§ **Set exercise**
Return every line of the data below that includes the string "right".

•••••

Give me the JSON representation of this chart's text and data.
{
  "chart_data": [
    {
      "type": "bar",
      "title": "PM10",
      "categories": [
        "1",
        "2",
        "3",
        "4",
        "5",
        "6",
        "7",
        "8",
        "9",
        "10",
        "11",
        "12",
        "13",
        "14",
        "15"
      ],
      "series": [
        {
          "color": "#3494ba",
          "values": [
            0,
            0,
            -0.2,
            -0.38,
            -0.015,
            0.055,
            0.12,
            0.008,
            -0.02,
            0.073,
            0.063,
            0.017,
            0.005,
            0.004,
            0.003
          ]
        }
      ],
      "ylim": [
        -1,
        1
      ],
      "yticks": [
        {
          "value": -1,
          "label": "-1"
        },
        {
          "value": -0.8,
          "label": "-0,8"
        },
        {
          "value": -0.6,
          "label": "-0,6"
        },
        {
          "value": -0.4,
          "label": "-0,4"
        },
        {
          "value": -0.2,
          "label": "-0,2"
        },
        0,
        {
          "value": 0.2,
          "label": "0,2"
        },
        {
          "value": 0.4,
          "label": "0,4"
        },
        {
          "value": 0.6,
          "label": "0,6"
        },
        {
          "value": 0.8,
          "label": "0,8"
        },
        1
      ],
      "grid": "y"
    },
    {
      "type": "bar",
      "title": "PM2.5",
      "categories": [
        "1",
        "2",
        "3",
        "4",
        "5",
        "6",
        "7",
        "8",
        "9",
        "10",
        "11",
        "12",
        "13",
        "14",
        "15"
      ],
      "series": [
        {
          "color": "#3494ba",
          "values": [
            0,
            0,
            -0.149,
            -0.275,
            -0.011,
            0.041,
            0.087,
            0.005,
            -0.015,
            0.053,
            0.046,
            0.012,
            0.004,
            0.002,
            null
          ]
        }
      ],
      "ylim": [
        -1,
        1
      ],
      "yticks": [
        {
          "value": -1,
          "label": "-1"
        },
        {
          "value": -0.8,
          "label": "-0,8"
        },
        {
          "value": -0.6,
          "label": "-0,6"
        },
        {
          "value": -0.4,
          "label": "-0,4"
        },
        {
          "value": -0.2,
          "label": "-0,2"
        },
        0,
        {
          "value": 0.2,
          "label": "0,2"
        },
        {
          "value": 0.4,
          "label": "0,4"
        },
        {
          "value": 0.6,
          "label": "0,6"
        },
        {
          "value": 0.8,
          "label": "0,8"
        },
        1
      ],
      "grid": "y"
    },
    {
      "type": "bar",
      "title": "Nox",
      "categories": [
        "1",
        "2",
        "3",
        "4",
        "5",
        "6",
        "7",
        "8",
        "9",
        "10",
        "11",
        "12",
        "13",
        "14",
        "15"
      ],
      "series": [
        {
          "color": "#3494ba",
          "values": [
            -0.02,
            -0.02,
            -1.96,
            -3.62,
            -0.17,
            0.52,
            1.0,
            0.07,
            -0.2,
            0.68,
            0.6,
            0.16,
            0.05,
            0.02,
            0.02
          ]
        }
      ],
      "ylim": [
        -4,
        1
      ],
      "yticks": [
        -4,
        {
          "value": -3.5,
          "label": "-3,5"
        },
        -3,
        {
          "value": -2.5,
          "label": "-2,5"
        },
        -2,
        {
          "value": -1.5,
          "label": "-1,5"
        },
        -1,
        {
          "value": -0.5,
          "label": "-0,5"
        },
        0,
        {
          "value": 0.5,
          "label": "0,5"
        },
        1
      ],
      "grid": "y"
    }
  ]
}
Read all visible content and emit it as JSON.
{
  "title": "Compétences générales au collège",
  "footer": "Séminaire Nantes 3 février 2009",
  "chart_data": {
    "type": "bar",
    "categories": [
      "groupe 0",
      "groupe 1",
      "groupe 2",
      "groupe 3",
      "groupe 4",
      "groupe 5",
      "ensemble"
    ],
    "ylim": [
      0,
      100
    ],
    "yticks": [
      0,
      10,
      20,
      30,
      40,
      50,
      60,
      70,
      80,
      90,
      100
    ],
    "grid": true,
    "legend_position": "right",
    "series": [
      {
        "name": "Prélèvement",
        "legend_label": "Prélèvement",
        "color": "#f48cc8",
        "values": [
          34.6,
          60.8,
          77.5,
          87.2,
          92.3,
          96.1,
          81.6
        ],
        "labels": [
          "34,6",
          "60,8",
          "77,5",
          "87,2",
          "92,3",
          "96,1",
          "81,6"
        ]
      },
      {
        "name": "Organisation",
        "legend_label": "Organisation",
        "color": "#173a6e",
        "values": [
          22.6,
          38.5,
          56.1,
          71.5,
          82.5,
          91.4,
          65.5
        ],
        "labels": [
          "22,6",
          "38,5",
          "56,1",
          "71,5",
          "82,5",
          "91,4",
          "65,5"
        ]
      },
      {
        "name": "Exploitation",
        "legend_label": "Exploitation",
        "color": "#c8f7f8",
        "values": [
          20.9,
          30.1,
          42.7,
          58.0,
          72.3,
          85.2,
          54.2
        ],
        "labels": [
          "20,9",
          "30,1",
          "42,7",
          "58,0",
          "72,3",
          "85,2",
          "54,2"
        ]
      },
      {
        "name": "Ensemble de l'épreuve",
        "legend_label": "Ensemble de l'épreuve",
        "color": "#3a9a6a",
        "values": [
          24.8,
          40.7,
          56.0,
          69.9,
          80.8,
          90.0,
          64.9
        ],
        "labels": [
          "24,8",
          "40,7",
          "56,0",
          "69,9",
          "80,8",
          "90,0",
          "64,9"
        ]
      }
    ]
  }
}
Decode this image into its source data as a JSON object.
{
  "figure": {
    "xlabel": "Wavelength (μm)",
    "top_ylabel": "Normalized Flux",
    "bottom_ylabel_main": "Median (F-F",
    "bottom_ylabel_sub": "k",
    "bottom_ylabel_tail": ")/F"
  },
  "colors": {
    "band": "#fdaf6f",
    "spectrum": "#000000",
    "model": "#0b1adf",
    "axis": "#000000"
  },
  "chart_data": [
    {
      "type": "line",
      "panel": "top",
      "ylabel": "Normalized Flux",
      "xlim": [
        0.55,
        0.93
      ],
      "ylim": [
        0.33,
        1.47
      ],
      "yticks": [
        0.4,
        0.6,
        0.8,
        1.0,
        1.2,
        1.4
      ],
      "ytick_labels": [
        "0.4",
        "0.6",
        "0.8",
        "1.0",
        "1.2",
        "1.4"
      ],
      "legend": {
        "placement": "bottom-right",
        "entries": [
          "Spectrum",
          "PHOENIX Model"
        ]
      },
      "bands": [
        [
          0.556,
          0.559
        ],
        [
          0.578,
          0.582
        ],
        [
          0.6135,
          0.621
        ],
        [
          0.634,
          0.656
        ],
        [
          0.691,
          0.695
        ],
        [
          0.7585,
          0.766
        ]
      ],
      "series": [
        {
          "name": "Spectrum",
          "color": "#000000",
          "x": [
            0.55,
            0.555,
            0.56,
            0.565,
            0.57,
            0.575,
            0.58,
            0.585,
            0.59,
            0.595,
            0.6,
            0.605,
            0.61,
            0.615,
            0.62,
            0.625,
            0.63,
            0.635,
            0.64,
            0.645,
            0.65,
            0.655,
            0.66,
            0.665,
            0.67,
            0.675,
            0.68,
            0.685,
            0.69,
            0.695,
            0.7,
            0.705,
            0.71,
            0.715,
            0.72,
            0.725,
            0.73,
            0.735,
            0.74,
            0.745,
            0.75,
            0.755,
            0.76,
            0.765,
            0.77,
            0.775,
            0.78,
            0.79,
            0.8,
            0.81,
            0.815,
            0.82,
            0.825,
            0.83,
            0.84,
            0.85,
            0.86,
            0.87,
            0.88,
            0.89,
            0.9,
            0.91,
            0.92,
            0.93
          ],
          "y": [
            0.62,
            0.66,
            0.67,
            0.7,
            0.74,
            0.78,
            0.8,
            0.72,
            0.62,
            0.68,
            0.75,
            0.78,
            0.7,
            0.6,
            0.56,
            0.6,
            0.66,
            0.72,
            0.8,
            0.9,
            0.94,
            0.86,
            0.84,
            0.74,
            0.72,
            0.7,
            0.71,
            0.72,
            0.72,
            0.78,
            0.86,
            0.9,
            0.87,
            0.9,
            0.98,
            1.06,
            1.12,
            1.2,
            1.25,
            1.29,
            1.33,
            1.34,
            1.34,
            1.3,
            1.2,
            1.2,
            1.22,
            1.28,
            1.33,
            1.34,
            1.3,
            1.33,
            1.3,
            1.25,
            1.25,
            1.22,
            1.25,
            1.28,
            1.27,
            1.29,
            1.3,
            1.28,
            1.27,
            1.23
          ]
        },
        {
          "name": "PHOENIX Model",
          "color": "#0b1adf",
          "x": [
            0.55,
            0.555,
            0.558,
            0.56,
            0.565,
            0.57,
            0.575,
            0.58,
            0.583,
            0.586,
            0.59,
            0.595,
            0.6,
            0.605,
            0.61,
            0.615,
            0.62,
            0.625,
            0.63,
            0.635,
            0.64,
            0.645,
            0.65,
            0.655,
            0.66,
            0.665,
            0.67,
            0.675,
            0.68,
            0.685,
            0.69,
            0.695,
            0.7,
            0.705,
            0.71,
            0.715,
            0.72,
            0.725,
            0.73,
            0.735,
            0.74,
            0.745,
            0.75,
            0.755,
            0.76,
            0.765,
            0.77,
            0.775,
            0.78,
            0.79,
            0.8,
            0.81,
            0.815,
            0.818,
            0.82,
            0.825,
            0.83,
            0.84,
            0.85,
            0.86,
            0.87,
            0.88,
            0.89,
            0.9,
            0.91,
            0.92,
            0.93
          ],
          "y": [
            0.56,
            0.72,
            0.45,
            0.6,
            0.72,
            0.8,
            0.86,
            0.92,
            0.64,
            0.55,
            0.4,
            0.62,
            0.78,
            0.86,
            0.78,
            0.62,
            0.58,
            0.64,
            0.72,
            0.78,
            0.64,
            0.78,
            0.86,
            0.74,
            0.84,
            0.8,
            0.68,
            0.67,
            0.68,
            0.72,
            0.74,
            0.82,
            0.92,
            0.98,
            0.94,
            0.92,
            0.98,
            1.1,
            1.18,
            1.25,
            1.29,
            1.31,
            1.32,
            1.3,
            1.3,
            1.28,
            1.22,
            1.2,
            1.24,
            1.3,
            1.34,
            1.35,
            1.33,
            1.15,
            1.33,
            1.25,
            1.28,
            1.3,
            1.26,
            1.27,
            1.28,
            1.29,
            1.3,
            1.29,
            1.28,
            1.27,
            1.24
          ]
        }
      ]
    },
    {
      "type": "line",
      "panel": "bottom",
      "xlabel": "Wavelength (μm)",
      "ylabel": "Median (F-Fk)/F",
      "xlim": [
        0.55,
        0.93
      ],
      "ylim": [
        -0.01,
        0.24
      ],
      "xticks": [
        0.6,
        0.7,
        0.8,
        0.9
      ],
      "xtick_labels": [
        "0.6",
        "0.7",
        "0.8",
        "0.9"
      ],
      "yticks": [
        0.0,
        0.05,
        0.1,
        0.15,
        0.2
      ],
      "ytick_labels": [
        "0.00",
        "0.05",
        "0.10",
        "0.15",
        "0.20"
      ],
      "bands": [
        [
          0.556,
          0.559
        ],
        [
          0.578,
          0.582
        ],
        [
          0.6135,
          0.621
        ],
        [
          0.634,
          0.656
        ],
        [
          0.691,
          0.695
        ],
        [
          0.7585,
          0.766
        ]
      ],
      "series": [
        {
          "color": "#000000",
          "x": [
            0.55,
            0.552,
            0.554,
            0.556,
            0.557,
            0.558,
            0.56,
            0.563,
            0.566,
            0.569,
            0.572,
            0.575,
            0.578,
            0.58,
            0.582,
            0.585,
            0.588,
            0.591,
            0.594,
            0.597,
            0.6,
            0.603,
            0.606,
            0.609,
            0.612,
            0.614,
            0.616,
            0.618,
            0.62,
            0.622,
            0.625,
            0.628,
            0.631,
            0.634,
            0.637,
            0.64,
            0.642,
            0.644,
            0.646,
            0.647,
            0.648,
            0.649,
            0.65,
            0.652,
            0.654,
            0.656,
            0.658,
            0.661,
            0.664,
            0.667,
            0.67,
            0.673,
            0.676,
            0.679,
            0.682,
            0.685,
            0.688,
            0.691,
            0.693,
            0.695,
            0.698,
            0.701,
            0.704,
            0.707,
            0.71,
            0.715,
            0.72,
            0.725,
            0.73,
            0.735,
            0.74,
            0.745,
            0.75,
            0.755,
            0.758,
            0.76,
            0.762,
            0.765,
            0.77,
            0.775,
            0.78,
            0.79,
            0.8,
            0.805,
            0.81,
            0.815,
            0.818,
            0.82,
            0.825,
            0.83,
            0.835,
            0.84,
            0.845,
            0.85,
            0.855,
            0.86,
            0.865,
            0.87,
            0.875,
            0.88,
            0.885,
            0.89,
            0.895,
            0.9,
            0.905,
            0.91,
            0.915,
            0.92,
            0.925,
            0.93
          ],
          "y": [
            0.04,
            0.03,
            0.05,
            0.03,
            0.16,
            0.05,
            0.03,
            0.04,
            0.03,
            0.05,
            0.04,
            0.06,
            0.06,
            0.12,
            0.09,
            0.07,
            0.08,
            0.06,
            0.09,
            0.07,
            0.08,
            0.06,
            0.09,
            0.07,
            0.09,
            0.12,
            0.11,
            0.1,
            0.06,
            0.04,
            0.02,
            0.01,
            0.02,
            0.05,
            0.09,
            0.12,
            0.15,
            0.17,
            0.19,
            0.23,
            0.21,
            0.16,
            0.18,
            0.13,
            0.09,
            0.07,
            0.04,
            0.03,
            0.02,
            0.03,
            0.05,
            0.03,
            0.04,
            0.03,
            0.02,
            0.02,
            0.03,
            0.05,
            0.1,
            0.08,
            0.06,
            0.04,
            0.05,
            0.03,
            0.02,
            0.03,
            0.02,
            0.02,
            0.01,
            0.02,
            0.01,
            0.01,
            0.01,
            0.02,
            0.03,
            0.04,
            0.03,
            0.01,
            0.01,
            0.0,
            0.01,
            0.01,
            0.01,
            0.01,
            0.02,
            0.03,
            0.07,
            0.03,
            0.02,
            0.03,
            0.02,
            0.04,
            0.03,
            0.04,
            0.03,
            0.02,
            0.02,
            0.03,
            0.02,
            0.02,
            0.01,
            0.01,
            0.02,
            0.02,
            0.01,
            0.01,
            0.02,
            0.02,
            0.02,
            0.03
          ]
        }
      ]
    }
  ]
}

•••••

§ **Final answer**
    "legend_position": "right",
        "placement": "bottom-right",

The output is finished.